● **Given request**
Reproduce every line of the listing below verbatim, with no additions, omissions or changes.

(Source data)
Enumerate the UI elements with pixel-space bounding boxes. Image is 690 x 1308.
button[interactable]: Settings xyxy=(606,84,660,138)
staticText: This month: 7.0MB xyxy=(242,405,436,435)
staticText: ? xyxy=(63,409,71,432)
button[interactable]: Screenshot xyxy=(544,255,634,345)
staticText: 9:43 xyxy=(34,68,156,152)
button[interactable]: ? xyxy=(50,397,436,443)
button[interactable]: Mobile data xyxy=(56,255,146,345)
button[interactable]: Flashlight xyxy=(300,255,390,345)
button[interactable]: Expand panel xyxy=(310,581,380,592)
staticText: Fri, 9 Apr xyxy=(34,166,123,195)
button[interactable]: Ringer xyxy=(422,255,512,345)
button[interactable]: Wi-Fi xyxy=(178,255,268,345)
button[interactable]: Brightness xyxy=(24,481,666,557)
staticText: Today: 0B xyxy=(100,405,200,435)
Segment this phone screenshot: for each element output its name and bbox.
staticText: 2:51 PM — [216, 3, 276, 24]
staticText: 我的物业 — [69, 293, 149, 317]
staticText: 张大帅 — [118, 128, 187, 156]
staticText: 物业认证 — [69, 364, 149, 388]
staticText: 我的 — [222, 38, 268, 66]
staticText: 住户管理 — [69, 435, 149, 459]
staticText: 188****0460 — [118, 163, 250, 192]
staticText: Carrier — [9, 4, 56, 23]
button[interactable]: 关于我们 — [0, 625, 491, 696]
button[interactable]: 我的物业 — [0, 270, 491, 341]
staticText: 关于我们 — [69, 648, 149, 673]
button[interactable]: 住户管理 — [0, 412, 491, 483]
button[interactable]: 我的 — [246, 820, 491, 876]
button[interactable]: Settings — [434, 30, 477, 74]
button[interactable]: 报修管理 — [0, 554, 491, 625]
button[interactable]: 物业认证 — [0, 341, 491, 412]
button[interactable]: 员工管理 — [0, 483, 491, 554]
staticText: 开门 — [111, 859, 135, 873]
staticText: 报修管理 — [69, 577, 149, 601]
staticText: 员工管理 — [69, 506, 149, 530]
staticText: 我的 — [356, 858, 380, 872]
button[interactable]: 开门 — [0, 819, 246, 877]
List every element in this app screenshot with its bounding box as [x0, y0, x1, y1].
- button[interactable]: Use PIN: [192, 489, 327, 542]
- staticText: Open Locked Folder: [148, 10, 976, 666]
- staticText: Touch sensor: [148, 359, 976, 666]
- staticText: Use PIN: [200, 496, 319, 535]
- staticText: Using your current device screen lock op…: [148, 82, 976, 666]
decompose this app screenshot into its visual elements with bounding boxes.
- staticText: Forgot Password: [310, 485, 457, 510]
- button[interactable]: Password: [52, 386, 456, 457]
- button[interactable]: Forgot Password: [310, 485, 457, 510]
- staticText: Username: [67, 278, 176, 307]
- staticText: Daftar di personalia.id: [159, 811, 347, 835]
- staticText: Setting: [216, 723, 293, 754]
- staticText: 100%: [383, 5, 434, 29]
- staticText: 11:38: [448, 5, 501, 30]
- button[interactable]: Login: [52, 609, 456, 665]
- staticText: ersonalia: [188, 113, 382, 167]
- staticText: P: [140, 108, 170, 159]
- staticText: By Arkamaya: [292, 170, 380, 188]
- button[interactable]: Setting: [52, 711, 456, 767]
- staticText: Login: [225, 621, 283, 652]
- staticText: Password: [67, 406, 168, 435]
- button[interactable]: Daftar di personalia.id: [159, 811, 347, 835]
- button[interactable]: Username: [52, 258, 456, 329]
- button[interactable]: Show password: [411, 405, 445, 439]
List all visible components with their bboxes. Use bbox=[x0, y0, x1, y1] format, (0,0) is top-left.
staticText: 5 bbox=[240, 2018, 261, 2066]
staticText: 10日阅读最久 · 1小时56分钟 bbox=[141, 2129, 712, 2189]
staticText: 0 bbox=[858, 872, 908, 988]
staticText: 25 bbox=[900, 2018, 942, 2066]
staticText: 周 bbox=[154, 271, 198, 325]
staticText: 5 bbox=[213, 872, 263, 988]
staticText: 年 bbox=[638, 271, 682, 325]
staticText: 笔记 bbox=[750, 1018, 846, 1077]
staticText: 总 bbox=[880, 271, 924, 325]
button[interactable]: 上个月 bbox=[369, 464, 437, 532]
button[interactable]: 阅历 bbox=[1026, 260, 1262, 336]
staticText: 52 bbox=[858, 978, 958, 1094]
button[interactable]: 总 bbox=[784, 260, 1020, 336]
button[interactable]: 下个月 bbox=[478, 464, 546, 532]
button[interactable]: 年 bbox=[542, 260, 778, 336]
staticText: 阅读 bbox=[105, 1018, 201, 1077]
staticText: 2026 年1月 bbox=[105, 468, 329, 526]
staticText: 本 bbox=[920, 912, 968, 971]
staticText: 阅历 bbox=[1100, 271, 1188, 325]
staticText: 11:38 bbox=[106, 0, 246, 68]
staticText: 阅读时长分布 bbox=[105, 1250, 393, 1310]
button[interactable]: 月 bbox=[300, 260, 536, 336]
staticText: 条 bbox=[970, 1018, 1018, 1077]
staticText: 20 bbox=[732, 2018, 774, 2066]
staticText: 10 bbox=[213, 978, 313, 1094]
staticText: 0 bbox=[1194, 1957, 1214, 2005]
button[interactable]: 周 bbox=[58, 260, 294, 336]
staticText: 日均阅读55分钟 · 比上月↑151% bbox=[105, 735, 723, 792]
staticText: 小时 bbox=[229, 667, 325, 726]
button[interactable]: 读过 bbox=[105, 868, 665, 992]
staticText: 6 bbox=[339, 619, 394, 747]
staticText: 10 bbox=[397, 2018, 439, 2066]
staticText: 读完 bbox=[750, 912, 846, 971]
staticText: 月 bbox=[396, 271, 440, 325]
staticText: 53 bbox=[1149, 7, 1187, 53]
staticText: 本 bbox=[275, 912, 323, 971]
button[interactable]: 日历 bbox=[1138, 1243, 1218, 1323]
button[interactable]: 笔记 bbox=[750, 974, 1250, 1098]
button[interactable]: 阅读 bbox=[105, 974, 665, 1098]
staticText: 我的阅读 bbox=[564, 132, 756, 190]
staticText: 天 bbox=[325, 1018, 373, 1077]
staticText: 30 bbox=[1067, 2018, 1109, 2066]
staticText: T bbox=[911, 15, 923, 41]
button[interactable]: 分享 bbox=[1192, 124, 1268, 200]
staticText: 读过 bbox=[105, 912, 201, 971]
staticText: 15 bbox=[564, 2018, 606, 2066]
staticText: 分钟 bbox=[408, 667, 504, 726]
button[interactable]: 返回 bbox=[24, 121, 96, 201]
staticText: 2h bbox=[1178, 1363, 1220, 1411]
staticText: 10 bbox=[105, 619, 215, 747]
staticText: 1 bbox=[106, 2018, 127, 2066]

● **Solved exercise**
Enumerate the UI elements with pixel-space bounding boxes. Image is 690 x 1308.
button[interactable]: Settings xyxy=(606,84,660,138)
staticText: This month: 7.0MB xyxy=(242,405,436,435)
staticText: ? xyxy=(63,409,71,432)
button[interactable]: Screenshot xyxy=(544,255,634,345)
staticText: 9:43 xyxy=(34,68,156,152)
button[interactable]: ? xyxy=(50,397,436,443)
button[interactable]: Mobile data xyxy=(56,255,146,345)
button[interactable]: Flashlight xyxy=(300,255,390,345)
button[interactable]: Expand panel xyxy=(310,581,380,592)
staticText: Fri, 9 Apr xyxy=(34,166,123,195)
button[interactable]: Ringer xyxy=(422,255,512,345)
button[interactable]: Wi-Fi xyxy=(178,255,268,345)
button[interactable]: Brightness xyxy=(24,481,666,557)
staticText: Today: 0B xyxy=(100,405,200,435)
Segment this phone screenshot: for each element output its name and bbox.
staticText: 2:51 PM — [216, 3, 276, 24]
staticText: 我的物业 — [69, 293, 149, 317]
staticText: 张大帅 — [118, 128, 187, 156]
staticText: 物业认证 — [69, 364, 149, 388]
staticText: 我的 — [222, 38, 268, 66]
staticText: 住户管理 — [69, 435, 149, 459]
staticText: 188****0460 — [118, 163, 250, 192]
staticText: Carrier — [9, 4, 56, 23]
button[interactable]: 关于我们 — [0, 625, 491, 696]
button[interactable]: 我的物业 — [0, 270, 491, 341]
staticText: 关于我们 — [69, 648, 149, 673]
button[interactable]: 住户管理 — [0, 412, 491, 483]
button[interactable]: 我的 — [246, 820, 491, 876]
button[interactable]: Settings — [434, 30, 477, 74]
button[interactable]: 报修管理 — [0, 554, 491, 625]
button[interactable]: 物业认证 — [0, 341, 491, 412]
button[interactable]: 员工管理 — [0, 483, 491, 554]
staticText: 开门 — [111, 859, 135, 873]
staticText: 报修管理 — [69, 577, 149, 601]
staticText: 员工管理 — [69, 506, 149, 530]
staticText: 我的 — [356, 858, 380, 872]
button[interactable]: 开门 — [0, 819, 246, 877]
List every element in this app screenshot with its bounding box as [x0, y0, x1, y1].
- button[interactable]: Use PIN: [192, 489, 327, 542]
- staticText: Open Locked Folder: [148, 10, 976, 666]
- staticText: Touch sensor: [148, 359, 976, 666]
- staticText: Use PIN: [200, 496, 319, 535]
- staticText: Using your current device screen lock op…: [148, 82, 976, 666]
decompose this app screenshot into its visual elements with bounding boxes.
- staticText: Forgot Password: [310, 485, 457, 510]
- button[interactable]: Password: [52, 386, 456, 457]
- button[interactable]: Forgot Password: [310, 485, 457, 510]
- staticText: Username: [67, 278, 176, 307]
- staticText: Daftar di personalia.id: [159, 811, 347, 835]
- staticText: Setting: [216, 723, 293, 754]
- staticText: 100%: [383, 5, 434, 29]
- staticText: 11:38: [448, 5, 501, 30]
- button[interactable]: Login: [52, 609, 456, 665]
- staticText: ersonalia: [188, 113, 382, 167]
- staticText: P: [140, 108, 170, 159]
- staticText: By Arkamaya: [292, 170, 380, 188]
- button[interactable]: Setting: [52, 711, 456, 767]
- staticText: Login: [225, 621, 283, 652]
- staticText: Password: [67, 406, 168, 435]
- button[interactable]: Daftar di personalia.id: [159, 811, 347, 835]
- button[interactable]: Username: [52, 258, 456, 329]
- button[interactable]: Show password: [411, 405, 445, 439]
List all visible components with their bboxes. Use bbox=[x0, y0, x1, y1] format, (0,0) is top-left.
staticText: 5 bbox=[240, 2018, 261, 2066]
staticText: 10日阅读最久 · 1小时56分钟 bbox=[141, 2129, 712, 2189]
staticText: 0 bbox=[858, 872, 908, 988]
staticText: 25 bbox=[900, 2018, 942, 2066]
staticText: 周 bbox=[154, 271, 198, 325]
staticText: 5 bbox=[213, 872, 263, 988]
staticText: 年 bbox=[638, 271, 682, 325]
staticText: 笔记 bbox=[750, 1018, 846, 1077]
staticText: 总 bbox=[880, 271, 924, 325]
button[interactable]: 上个月 bbox=[369, 464, 437, 532]
button[interactable]: 阅历 bbox=[1026, 260, 1262, 336]
staticText: 52 bbox=[858, 978, 958, 1094]
button[interactable]: 总 bbox=[784, 260, 1020, 336]
button[interactable]: 下个月 bbox=[478, 464, 546, 532]
button[interactable]: 年 bbox=[542, 260, 778, 336]
staticText: 阅读 bbox=[105, 1018, 201, 1077]
staticText: 2026 年1月 bbox=[105, 468, 329, 526]
staticText: 本 bbox=[920, 912, 968, 971]
staticText: 阅历 bbox=[1100, 271, 1188, 325]
staticText: 11:38 bbox=[106, 0, 246, 68]
staticText: 阅读时长分布 bbox=[105, 1250, 393, 1310]
button[interactable]: 月 bbox=[300, 260, 536, 336]
staticText: 条 bbox=[970, 1018, 1018, 1077]
staticText: 20 bbox=[732, 2018, 774, 2066]
staticText: 10 bbox=[213, 978, 313, 1094]
staticText: 0 bbox=[1194, 1957, 1214, 2005]
button[interactable]: 周 bbox=[58, 260, 294, 336]
staticText: 日均阅读55分钟 · 比上月↑151% bbox=[105, 735, 723, 792]
staticText: 小时 bbox=[229, 667, 325, 726]
button[interactable]: 读过 bbox=[105, 868, 665, 992]
staticText: 6 bbox=[339, 619, 394, 747]
staticText: 10 bbox=[397, 2018, 439, 2066]
staticText: 读完 bbox=[750, 912, 846, 971]
staticText: 月 bbox=[396, 271, 440, 325]
staticText: 53 bbox=[1149, 7, 1187, 53]
staticText: 本 bbox=[275, 912, 323, 971]
button[interactable]: 日历 bbox=[1138, 1243, 1218, 1323]
button[interactable]: 笔记 bbox=[750, 974, 1250, 1098]
button[interactable]: 阅读 bbox=[105, 974, 665, 1098]
staticText: 我的阅读 bbox=[564, 132, 756, 190]
staticText: 天 bbox=[325, 1018, 373, 1077]
staticText: 30 bbox=[1067, 2018, 1109, 2066]
staticText: T bbox=[911, 15, 923, 41]
button[interactable]: 分享 bbox=[1192, 124, 1268, 200]
staticText: 读过 bbox=[105, 912, 201, 971]
staticText: 15 bbox=[564, 2018, 606, 2066]
staticText: 分钟 bbox=[408, 667, 504, 726]
button[interactable]: 返回 bbox=[24, 121, 96, 201]
staticText: 2h bbox=[1178, 1363, 1220, 1411]
staticText: 10 bbox=[105, 619, 215, 747]
staticText: 1 bbox=[106, 2018, 127, 2066]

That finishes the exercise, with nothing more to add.